## GIVEN REQUEST:
Output the data below in full, character for character.

[Records contained in a dataset]
========
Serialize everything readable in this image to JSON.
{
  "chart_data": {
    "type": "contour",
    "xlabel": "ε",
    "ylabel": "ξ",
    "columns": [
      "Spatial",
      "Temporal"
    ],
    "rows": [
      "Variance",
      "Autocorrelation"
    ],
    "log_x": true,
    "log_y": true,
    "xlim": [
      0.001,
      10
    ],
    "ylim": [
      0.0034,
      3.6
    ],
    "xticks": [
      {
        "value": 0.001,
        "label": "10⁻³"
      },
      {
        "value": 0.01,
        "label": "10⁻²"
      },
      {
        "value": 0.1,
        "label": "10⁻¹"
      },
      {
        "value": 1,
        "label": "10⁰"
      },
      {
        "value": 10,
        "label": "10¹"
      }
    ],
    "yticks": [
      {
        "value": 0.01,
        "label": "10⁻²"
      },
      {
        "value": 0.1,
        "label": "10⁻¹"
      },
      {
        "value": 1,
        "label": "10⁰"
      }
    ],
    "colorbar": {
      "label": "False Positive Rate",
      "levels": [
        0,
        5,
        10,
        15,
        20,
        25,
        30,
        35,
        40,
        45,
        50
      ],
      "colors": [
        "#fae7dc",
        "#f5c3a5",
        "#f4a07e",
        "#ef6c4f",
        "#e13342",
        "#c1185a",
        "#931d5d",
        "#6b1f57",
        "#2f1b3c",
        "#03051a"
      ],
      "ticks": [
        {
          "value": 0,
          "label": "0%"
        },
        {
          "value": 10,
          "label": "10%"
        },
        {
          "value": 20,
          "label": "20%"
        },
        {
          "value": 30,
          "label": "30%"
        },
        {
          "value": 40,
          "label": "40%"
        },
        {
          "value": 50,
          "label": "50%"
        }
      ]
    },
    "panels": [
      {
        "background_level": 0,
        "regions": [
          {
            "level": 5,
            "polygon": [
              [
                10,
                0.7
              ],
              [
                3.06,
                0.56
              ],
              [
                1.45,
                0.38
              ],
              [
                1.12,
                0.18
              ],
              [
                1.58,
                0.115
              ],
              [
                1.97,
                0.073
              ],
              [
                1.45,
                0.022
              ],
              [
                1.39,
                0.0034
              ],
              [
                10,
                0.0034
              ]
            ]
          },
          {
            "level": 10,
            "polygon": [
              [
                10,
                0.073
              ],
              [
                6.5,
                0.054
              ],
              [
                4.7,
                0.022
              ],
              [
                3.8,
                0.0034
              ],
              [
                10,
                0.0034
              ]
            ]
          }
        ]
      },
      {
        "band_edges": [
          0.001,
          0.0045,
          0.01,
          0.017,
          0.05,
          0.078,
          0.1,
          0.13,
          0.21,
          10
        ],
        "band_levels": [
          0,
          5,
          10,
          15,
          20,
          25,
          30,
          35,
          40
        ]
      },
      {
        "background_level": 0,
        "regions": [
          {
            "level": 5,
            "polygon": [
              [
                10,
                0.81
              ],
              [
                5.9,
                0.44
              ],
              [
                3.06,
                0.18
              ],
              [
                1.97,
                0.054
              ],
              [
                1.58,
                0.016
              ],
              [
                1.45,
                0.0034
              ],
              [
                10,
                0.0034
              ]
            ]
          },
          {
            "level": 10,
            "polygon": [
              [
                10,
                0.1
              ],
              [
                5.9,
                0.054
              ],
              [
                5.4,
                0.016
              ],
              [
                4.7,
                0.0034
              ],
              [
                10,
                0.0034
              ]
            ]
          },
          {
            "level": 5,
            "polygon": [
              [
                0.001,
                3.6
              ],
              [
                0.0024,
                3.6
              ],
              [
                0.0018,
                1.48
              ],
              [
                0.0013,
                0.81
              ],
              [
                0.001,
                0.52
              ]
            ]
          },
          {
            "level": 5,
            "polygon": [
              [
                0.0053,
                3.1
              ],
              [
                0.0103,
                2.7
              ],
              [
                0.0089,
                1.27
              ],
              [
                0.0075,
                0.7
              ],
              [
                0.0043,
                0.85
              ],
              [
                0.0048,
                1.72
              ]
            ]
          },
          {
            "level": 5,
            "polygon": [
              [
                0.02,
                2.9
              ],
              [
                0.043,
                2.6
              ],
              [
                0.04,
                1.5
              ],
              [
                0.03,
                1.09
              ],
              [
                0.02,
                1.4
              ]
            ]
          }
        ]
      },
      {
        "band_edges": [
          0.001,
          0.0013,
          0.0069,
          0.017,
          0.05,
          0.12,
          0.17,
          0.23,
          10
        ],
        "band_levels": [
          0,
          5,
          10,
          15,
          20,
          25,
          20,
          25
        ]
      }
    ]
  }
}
========
## FINISHED ANSWER:
Serialize everything readable in this image to JSON.
{
  "chart_data": {
    "type": "contour",
    "xlabel": "ε",
    "ylabel": "ξ",
    "columns": [
      "Spatial",
      "Temporal"
    ],
    "rows": [
      "Variance",
      "Autocorrelation"
    ],
    "log_x": true,
    "log_y": true,
    "xlim": [
      0.001,
      10
    ],
    "ylim": [
      0.0034,
      3.6
    ],
    "xticks": [
      {
        "value": 0.001,
        "label": "10⁻³"
      },
      {
        "value": 0.01,
        "label": "10⁻²"
      },
      {
        "value": 0.1,
        "label": "10⁻¹"
      },
      {
        "value": 1,
        "label": "10⁰"
      },
      {
        "value": 10,
        "label": "10¹"
      }
    ],
    "yticks": [
      {
        "value": 0.01,
        "label": "10⁻²"
      },
      {
        "value": 0.1,
        "label": "10⁻¹"
      },
      {
        "value": 1,
        "label": "10⁰"
      }
    ],
    "colorbar": {
      "label": "False Positive Rate",
      "levels": [
        0,
        5,
        10,
        15,
        20,
        25,
        30,
        35,
        40,
        45,
        50
      ],
      "colors": [
        "#fae7dc",
        "#f5c3a5",
        "#f4a07e",
        "#ef6c4f",
        "#e13342",
        "#c1185a",
        "#931d5d",
        "#6b1f57",
        "#2f1b3c",
        "#03051a"
      ],
      "ticks": [
        {
          "value": 0,
          "label": "0%"
        },
        {
          "value": 10,
          "label": "10%"
        },
        {
          "value": 20,
          "label": "20%"
        },
        {
          "value": 30,
          "label": "30%"
        },
        {
          "value": 40,
          "label": "40%"
        },
        {
          "value": 50,
          "label": "50%"
        }
      ]
    },
    "panels": [
      {
        "background_level": 0,
        "regions": [
          {
            "level": 5,
            "polygon": [
              [
                10,
                0.7
              ],
              [
                3.06,
                0.56
              ],
              [
                1.45,
                0.38
              ],
              [
                1.12,
                0.18
              ],
              [
                1.58,
                0.115
              ],
              [
                1.97,
                0.073
              ],
              [
                1.45,
                0.022
              ],
              [
                1.39,
                0.0034
              ],
              [
                10,
                0.0034
              ]
            ]
          },
          {
            "level": 10,
            "polygon": [
              [
                10,
                0.073
              ],
              [
                6.5,
                0.054
              ],
              [
                4.7,
                0.022
              ],
              [
                3.8,
                0.0034
              ],
              [
                10,
                0.0034
              ]
            ]
          }
        ]
      },
      {
        "band_edges": [
          0.001,
          0.0045,
          0.01,
          0.017,
          0.05,
          0.078,
          0.1,
          0.13,
          0.21,
          10
        ],
        "band_levels": [
          0,
          5,
          10,
          15,
          20,
          25,
          30,
          35,
          40
        ]
      },
      {
        "background_level": 0,
        "regions": [
          {
            "level": 5,
            "polygon": [
              [
                10,
                0.81
              ],
              [
                5.9,
                0.44
              ],
              [
                3.06,
                0.18
              ],
              [
                1.97,
                0.054
              ],
              [
                1.58,
                0.016
              ],
              [
                1.45,
                0.0034
              ],
              [
                10,
                0.0034
              ]
            ]
          },
          {
            "level": 10,
            "polygon": [
              [
                10,
                0.1
              ],
              [
                5.9,
                0.054
              ],
              [
                5.4,
                0.016
              ],
              [
                4.7,
                0.0034
              ],
              [
                10,
                0.0034
              ]
            ]
          },
          {
            "level": 5,
            "polygon": [
              [
                0.001,
                3.6
              ],
              [
                0.0024,
                3.6
              ],
              [
                0.0018,
                1.48
              ],
              [
                0.0013,
                0.81
              ],
              [
                0.001,
                0.52
              ]
            ]
          },
          {
            "level": 5,
            "polygon": [
              [
                0.0053,
                3.1
              ],
              [
                0.0103,
                2.7
              ],
              [
                0.0089,
                1.27
              ],
              [
                0.0075,
                0.7
              ],
              [
                0.0043,
                0.85
              ],
              [
                0.0048,
                1.72
              ]
            ]
          },
          {
            "level": 5,
            "polygon": [
              [
                0.02,
                2.9
              ],
              [
                0.043,
                2.6
              ],
              [
                0.04,
                1.5
              ],
              [
                0.03,
                1.09
              ],
              [
                0.02,
                1.4
              ]
            ]
          }
        ]
      },
      {
        "band_edges": [
          0.001,
          0.0013,
          0.0069,
          0.017,
          0.05,
          0.12,
          0.17,
          0.23,
          10
        ],
        "band_levels": [
          0,
          5,
          10,
          15,
          20,
          25,
          20,
          25
        ]
      }
    ]
  }
}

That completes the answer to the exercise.